=== Exercise inputs ===

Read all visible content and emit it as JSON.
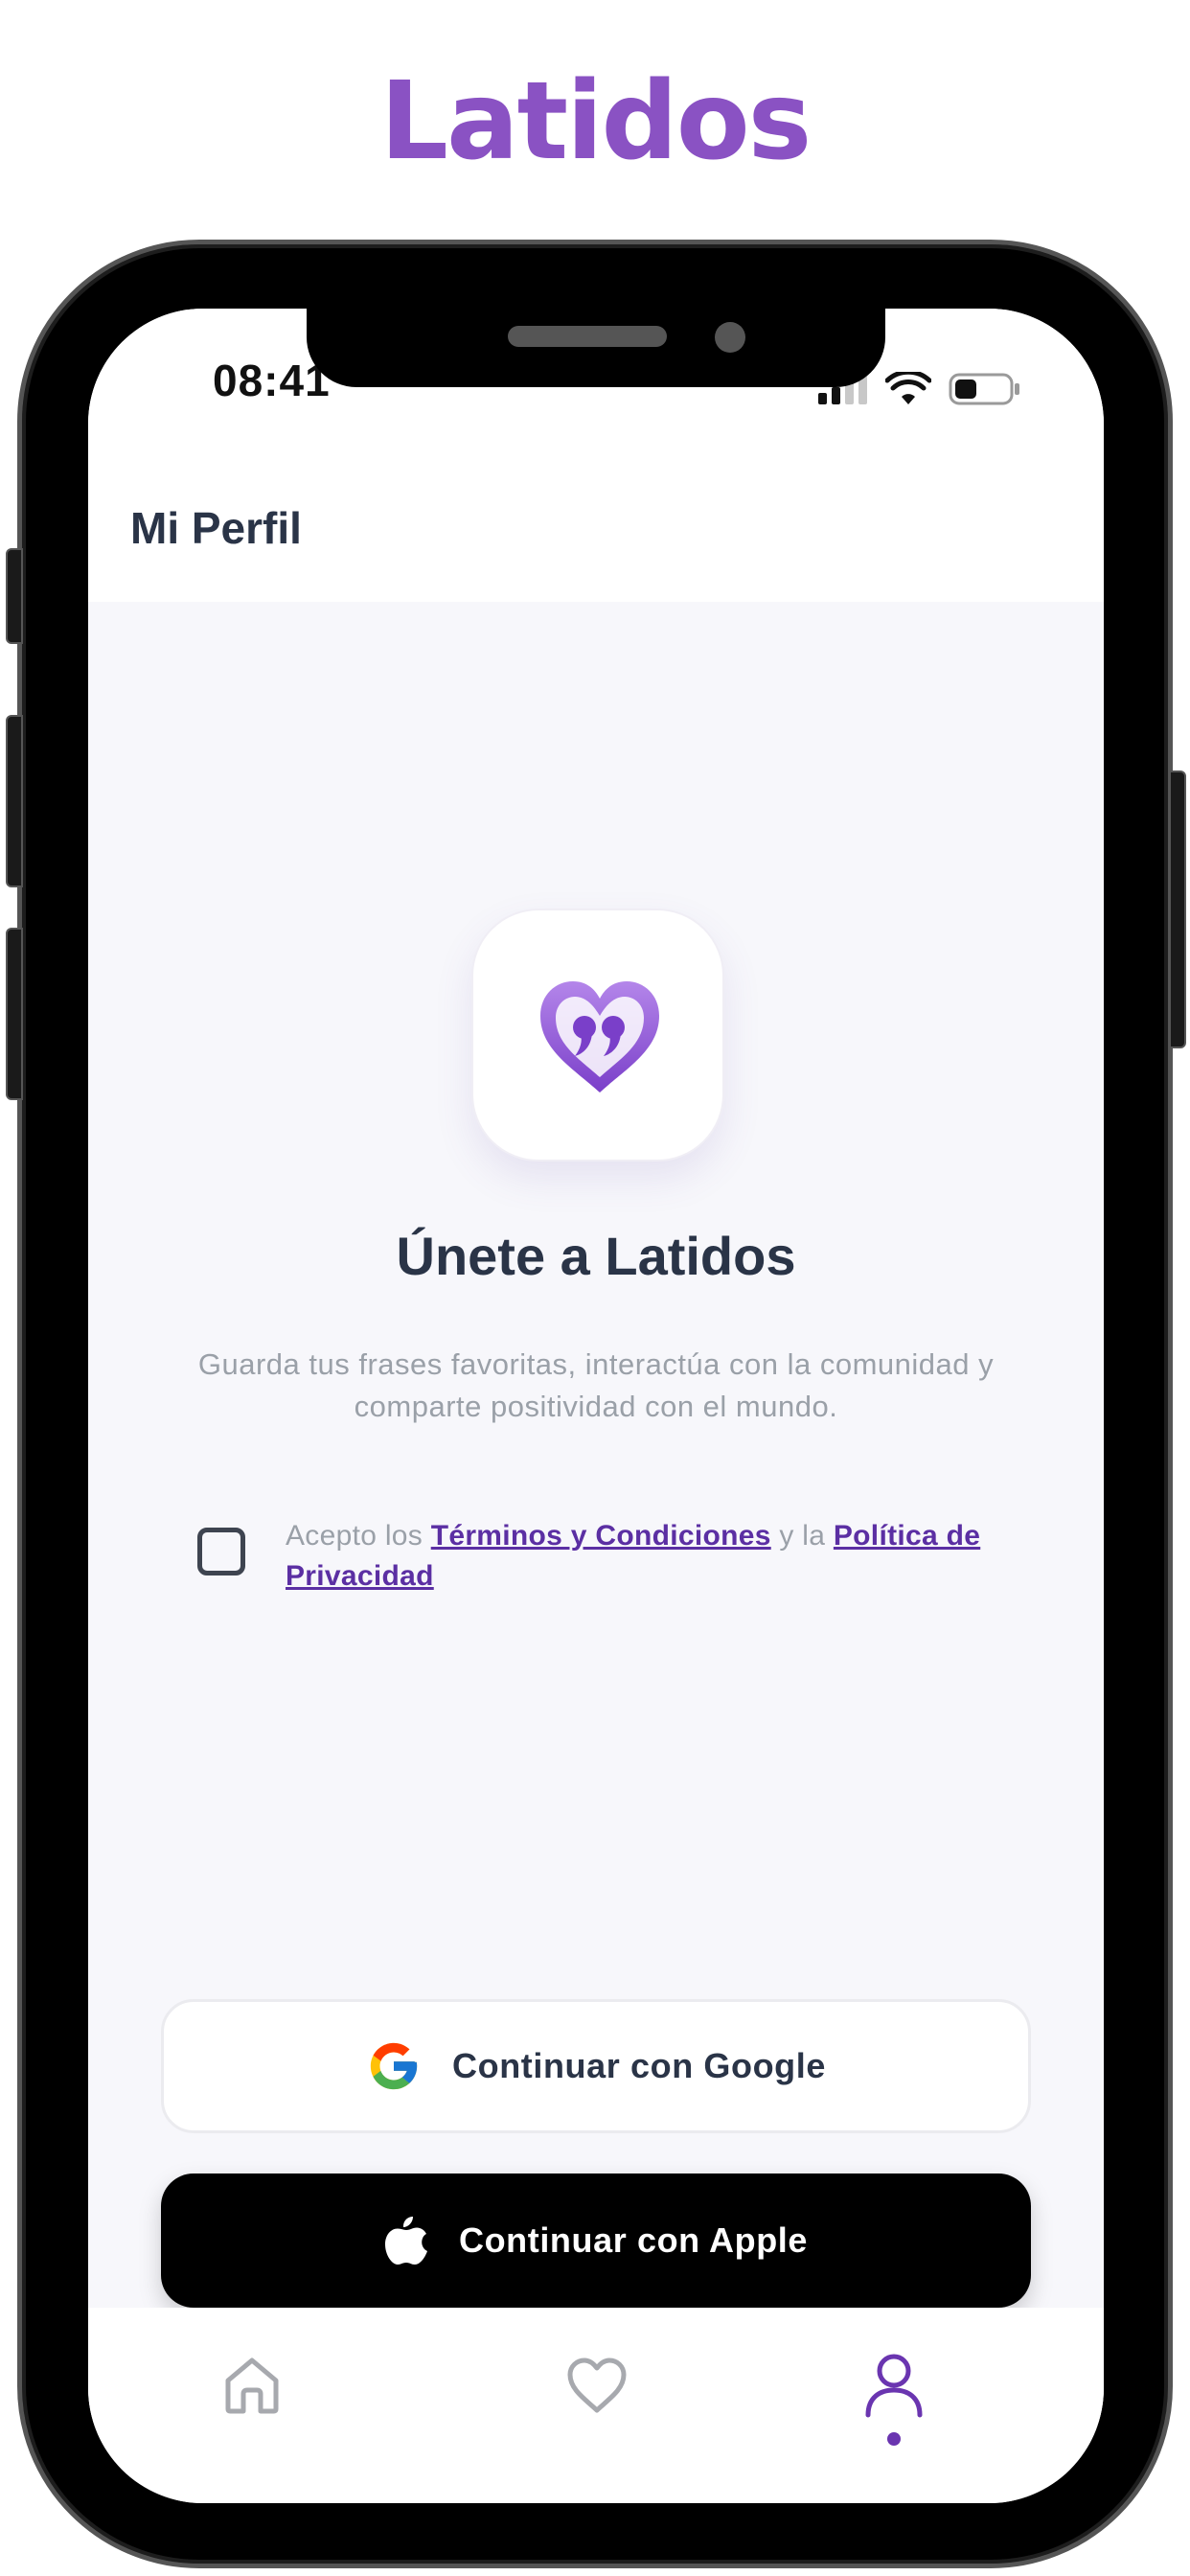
{
  "promo": {
    "title": "Latidos"
  },
  "status_bar": {
    "time": "08:41"
  },
  "header": {
    "title": "Mi Perfil"
  },
  "join": {
    "title": "Únete a Latidos",
    "subtitle": "Guarda tus frases favoritas, interactúa con la comunidad y comparte positividad con el mundo."
  },
  "terms": {
    "checked": false,
    "prefix": "Acepto los ",
    "terms_link": "Términos y Condiciones",
    "middle": " y la ",
    "privacy_link": "Política de Privacidad"
  },
  "buttons": {
    "google_label": "Continuar con Google",
    "apple_label": "Continuar con Apple"
  },
  "tabbar": {
    "items": [
      {
        "icon": "home-icon",
        "active": false
      },
      {
        "icon": "heart-icon",
        "active": false
      },
      {
        "icon": "user-icon",
        "active": true
      }
    ]
  },
  "colors": {
    "brand_purple": "#8a52c3",
    "link_purple": "#5b2fa3",
    "heading": "#2a3447",
    "muted_text": "#9aa0a8",
    "background": "#f7f7fb"
  }
}
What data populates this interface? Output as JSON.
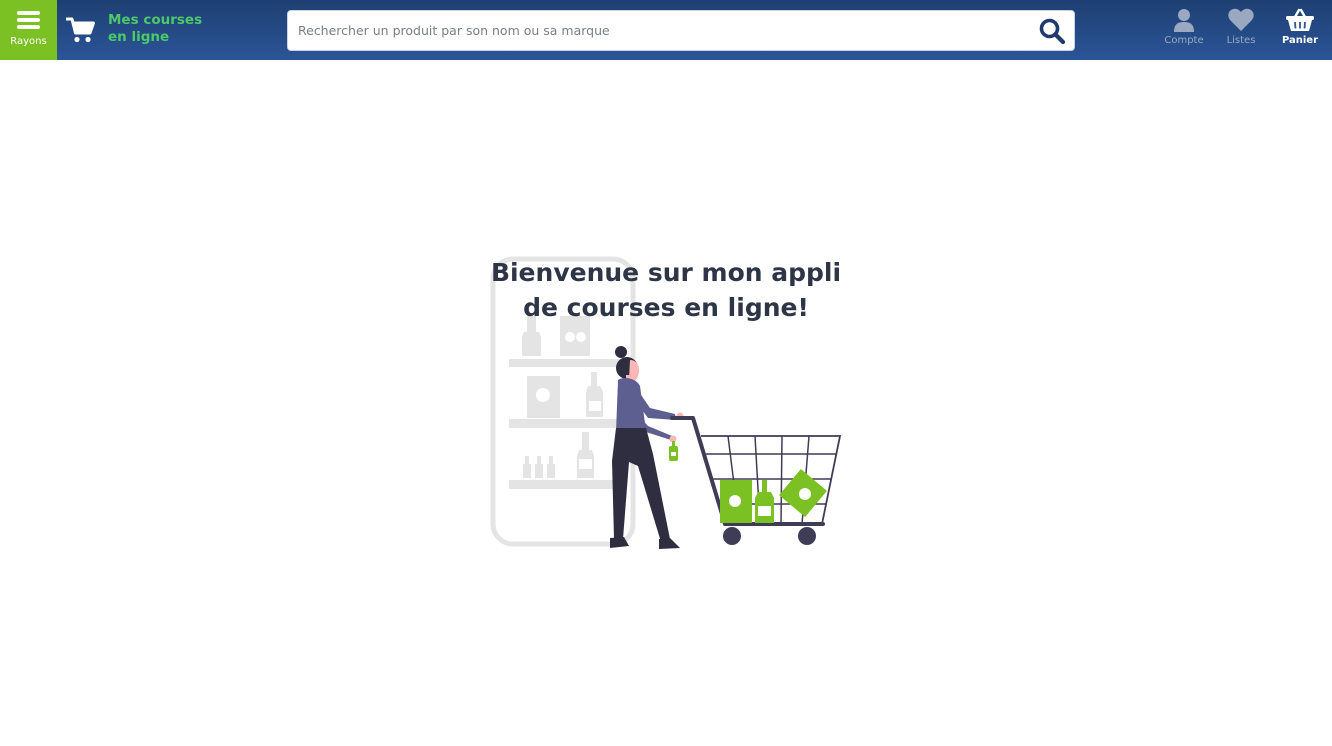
{
  "header": {
    "menu_label": "Rayons",
    "brand_line1": "Mes courses",
    "brand_line2": "en ligne",
    "search_placeholder": "Rechercher un produit par son nom ou sa marque",
    "nav": {
      "account_label": "Compte",
      "lists_label": "Listes",
      "cart_label": "Panier"
    }
  },
  "main": {
    "welcome_line1": "Bienvenue sur mon appli",
    "welcome_line2": "de courses en ligne!"
  },
  "colors": {
    "header_bg": "#2b5597",
    "accent_green": "#7cc123",
    "brand_text": "#4cc968",
    "text_dark": "#2e3547"
  }
}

===

§ **Task instructions**: Omit the pictures, then quote the rest of the material above exactly.

§ **Exercise answer**:
Read all visible content and emit it as JSON.
{
  "promo": {
    "title": "Latidos"
  },
  "status_bar": {
    "time": "08:41"
  },
  "header": {
    "title": "Mi Perfil"
  },
  "join": {
    "title": "Únete a Latidos",
    "subtitle": "Guarda tus frases favoritas, interactúa con la comunidad y comparte positividad con el mundo."
  },
  "terms": {
    "checked": false,
    "prefix": "Acepto los ",
    "terms_link": "Términos y Condiciones",
    "middle": " y la ",
    "privacy_link": "Política de Privacidad"
  },
  "buttons": {
    "google_label": "Continuar con Google",
    "apple_label": "Continuar con Apple"
  },
  "tabbar": {
    "items": [
      {
        "icon": "home-icon",
        "active": false
      },
      {
        "icon": "heart-icon",
        "active": false
      },
      {
        "icon": "user-icon",
        "active": true
      }
    ]
  },
  "colors": {
    "brand_purple": "#8a52c3",
    "link_purple": "#5b2fa3",
    "heading": "#2a3447",
    "muted_text": "#9aa0a8",
    "background": "#f7f7fb"
  }
}
What data populates this interface? Output as JSON.
{
  "header": {
    "menu_label": "Rayons",
    "brand_line1": "Mes courses",
    "brand_line2": "en ligne",
    "search_placeholder": "Rechercher un produit par son nom ou sa marque",
    "nav": {
      "account_label": "Compte",
      "lists_label": "Listes",
      "cart_label": "Panier"
    }
  },
  "main": {
    "welcome_line1": "Bienvenue sur mon appli",
    "welcome_line2": "de courses en ligne!"
  },
  "colors": {
    "header_bg": "#2b5597",
    "accent_green": "#7cc123",
    "brand_text": "#4cc968",
    "text_dark": "#2e3547"
  }
}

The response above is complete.